begin MATERIAL SUPPLIED
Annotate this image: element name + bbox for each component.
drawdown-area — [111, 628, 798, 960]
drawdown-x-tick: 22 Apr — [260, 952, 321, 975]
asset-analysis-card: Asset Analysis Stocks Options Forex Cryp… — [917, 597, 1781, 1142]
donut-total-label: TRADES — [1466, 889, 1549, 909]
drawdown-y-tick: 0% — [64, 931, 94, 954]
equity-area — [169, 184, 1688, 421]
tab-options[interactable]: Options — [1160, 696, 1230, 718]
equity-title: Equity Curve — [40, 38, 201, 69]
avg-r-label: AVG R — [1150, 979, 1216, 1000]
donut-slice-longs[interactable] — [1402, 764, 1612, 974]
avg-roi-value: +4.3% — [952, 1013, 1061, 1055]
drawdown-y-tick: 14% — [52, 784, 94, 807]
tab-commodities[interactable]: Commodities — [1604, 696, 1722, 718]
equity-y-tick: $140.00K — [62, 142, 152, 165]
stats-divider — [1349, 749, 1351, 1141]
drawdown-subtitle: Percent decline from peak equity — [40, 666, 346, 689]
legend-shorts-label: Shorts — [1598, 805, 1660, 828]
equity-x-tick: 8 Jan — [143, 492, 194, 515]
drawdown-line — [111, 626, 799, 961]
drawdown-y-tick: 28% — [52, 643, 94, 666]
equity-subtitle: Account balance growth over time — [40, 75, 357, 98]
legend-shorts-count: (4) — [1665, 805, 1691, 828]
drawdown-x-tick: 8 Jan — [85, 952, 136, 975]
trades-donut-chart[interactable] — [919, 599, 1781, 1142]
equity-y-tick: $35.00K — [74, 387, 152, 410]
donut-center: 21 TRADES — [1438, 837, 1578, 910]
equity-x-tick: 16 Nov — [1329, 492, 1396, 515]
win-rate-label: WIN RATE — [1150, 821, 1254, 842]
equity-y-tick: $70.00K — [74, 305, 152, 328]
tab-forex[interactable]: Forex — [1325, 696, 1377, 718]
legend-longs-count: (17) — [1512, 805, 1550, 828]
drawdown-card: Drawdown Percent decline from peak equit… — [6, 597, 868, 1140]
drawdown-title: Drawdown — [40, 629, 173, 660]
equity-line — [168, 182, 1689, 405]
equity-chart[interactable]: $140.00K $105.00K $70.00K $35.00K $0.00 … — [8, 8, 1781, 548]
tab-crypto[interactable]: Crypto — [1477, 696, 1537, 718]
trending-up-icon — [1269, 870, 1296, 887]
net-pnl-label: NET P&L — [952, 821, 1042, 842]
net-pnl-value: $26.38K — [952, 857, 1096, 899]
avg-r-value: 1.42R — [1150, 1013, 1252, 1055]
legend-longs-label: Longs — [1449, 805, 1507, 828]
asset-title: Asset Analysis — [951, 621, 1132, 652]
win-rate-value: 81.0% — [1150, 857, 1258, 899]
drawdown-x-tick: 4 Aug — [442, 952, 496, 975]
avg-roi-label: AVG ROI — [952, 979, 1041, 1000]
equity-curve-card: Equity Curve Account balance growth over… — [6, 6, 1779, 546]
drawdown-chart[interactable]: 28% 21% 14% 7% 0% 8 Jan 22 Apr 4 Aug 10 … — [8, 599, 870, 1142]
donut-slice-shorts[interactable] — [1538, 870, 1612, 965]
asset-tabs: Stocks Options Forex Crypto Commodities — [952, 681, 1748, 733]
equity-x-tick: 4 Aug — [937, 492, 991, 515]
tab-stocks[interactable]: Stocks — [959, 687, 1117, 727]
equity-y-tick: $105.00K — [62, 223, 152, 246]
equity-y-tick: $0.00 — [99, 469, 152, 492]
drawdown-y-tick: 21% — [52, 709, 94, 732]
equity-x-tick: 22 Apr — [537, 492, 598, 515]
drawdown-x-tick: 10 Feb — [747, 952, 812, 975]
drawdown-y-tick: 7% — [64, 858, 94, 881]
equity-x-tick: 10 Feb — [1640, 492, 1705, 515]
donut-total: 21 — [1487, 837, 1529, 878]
end MATERIAL SUPPLIED
begin MATERIAL SUPPLIED
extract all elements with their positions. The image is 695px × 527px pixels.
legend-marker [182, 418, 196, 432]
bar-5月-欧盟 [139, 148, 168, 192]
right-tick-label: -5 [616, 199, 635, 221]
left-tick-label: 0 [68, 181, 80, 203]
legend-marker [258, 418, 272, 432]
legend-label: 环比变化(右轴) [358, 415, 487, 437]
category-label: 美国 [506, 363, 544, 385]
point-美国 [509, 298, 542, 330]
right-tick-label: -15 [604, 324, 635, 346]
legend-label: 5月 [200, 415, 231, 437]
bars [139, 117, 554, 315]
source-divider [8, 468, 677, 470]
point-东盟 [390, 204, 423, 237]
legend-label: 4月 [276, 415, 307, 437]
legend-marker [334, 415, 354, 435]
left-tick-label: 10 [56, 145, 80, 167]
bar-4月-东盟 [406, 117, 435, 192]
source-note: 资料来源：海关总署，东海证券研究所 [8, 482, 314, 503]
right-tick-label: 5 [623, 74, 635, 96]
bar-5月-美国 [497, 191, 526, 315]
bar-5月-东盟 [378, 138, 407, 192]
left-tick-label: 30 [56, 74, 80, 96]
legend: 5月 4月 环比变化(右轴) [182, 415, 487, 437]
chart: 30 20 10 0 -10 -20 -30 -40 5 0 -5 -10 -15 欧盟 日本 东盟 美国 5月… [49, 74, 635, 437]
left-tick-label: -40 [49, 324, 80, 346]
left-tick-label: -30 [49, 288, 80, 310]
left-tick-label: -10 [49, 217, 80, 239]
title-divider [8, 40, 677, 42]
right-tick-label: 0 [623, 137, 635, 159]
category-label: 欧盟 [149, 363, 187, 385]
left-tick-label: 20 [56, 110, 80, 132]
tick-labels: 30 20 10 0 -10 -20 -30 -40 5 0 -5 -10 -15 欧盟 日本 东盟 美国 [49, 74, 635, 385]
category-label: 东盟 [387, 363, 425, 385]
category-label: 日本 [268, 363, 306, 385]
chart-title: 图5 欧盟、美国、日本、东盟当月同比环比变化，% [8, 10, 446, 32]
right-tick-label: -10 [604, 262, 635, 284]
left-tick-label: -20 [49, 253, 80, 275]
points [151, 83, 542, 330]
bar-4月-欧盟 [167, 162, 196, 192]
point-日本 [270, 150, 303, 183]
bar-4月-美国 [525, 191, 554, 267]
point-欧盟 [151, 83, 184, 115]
end MATERIAL SUPPLIED
begin MATERIAL SUPPLIED
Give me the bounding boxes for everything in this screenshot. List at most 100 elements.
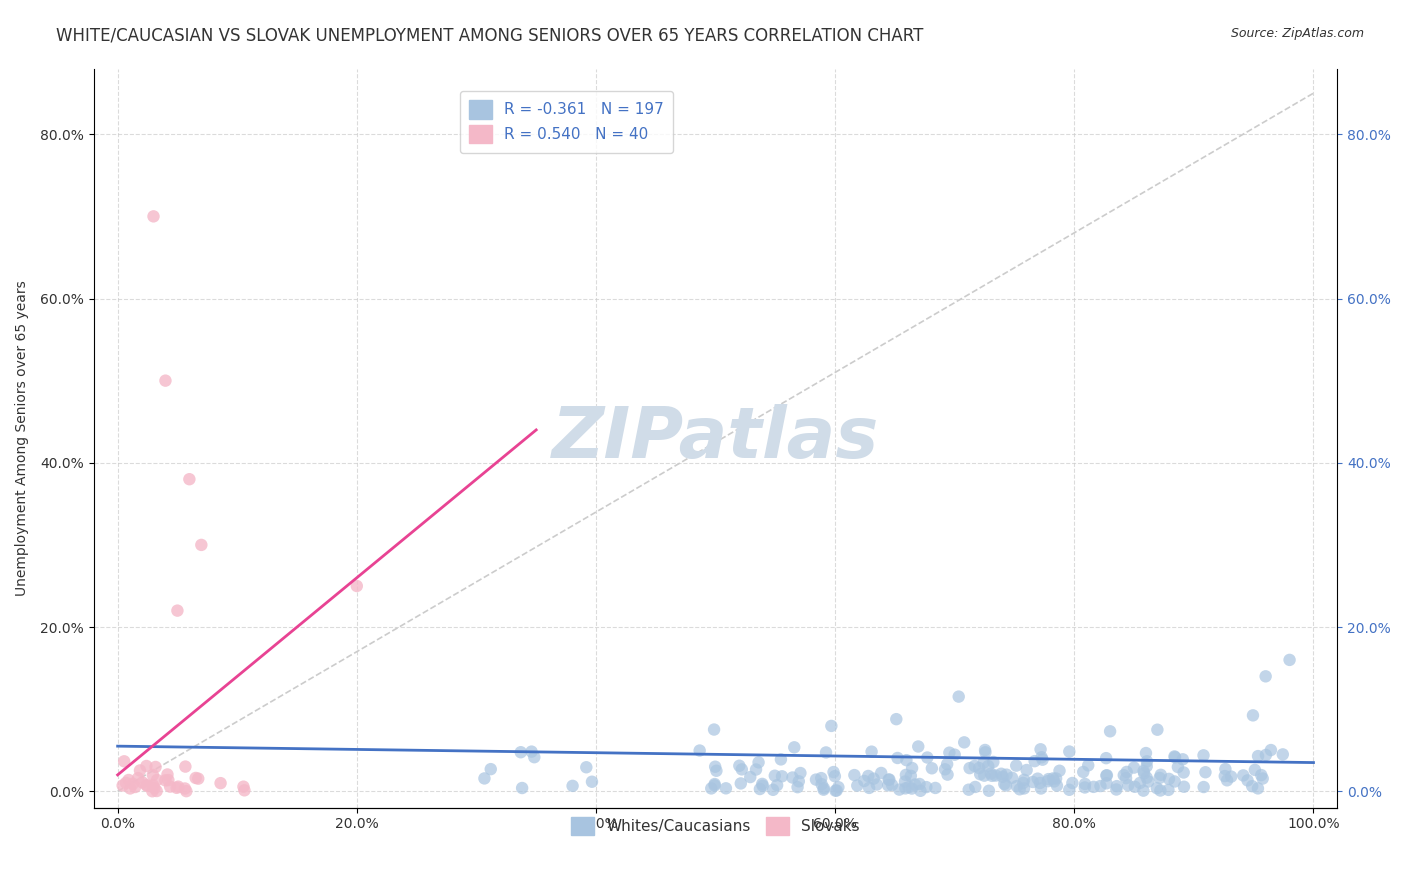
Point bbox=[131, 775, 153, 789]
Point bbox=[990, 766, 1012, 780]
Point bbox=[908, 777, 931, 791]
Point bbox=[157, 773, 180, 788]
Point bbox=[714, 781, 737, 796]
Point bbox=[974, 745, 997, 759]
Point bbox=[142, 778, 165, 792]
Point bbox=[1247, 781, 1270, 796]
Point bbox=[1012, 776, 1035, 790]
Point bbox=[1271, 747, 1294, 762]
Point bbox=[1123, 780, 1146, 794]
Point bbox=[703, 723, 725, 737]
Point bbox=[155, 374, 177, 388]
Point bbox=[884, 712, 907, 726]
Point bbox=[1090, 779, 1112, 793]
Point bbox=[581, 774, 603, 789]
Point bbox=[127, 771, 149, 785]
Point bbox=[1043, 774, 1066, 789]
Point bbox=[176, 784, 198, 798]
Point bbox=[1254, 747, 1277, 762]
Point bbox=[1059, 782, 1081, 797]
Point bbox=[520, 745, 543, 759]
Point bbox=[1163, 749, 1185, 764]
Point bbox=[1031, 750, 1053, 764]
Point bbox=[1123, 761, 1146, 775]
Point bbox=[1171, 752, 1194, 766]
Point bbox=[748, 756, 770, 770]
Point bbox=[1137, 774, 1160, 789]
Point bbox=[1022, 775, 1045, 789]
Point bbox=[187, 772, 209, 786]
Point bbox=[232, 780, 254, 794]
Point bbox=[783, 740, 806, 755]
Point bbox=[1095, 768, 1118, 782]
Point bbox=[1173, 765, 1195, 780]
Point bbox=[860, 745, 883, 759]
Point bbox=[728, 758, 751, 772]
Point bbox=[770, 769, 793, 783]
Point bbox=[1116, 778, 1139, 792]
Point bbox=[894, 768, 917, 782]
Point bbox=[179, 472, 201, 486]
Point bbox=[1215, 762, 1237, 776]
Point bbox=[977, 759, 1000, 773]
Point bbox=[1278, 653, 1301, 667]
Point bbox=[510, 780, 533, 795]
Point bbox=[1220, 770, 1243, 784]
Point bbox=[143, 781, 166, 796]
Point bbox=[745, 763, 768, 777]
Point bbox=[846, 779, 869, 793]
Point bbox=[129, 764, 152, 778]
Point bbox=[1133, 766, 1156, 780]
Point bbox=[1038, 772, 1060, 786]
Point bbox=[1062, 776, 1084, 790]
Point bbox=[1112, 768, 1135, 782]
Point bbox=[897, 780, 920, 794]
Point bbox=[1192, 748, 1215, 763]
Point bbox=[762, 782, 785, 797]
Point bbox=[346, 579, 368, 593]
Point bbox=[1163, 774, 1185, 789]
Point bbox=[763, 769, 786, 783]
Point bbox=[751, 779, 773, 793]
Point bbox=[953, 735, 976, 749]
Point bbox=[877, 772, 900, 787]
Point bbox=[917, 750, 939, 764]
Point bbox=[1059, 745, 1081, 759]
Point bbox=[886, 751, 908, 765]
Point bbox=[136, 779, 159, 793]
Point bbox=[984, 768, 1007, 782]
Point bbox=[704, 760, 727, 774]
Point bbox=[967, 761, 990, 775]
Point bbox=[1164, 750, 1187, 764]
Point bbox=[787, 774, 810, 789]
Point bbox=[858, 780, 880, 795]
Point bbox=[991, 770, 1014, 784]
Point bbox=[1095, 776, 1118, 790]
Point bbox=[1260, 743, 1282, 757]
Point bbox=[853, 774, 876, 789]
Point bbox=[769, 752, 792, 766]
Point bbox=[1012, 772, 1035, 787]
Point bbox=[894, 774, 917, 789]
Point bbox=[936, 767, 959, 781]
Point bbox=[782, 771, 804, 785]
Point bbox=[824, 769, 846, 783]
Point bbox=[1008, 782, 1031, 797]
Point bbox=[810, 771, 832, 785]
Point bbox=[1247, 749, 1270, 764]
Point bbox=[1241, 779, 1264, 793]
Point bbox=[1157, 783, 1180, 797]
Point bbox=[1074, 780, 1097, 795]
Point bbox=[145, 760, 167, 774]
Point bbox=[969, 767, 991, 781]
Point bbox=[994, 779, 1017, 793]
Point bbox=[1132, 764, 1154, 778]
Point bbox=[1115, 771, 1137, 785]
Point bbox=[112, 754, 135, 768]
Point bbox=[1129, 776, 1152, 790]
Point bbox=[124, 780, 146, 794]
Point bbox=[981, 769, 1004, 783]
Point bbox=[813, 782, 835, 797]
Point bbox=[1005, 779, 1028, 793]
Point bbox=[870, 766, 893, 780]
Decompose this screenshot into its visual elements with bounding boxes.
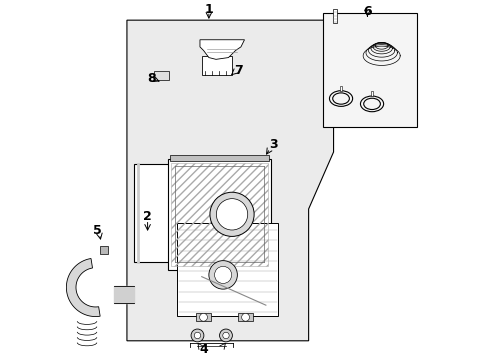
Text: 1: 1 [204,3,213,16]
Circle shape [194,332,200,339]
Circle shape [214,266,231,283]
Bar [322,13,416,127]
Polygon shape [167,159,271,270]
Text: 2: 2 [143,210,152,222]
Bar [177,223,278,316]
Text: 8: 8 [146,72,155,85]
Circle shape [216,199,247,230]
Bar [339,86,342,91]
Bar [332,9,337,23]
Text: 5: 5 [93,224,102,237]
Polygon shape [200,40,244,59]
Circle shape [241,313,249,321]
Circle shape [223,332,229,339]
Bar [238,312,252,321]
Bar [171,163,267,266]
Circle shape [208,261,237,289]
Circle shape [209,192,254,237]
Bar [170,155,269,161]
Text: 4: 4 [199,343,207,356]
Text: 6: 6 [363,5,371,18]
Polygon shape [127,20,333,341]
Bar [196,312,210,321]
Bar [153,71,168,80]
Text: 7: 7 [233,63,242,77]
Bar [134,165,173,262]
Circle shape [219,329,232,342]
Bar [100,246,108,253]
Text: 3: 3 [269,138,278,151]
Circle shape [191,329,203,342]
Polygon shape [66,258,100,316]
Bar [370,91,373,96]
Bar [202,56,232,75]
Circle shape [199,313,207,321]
end MATERIAL SUPPLIED
Replace "legend-marker" with "legend-swatch" in the lines from the one containing "extract all elements" through the one containing "point-美国 [509, 298, 542, 330]", changing nothing else. Return only those lines.

TASK ANSWER
extract all elements with their positions. The image is 695px × 527px pixels.
legend-swatch [182, 418, 196, 432]
bar-5月-欧盟 [139, 148, 168, 192]
right-tick-label: -5 [616, 199, 635, 221]
left-tick-label: 0 [68, 181, 80, 203]
legend-swatch [258, 418, 272, 432]
legend-label: 环比变化(右轴) [358, 415, 487, 437]
category-label: 美国 [506, 363, 544, 385]
point-美国 [509, 298, 542, 330]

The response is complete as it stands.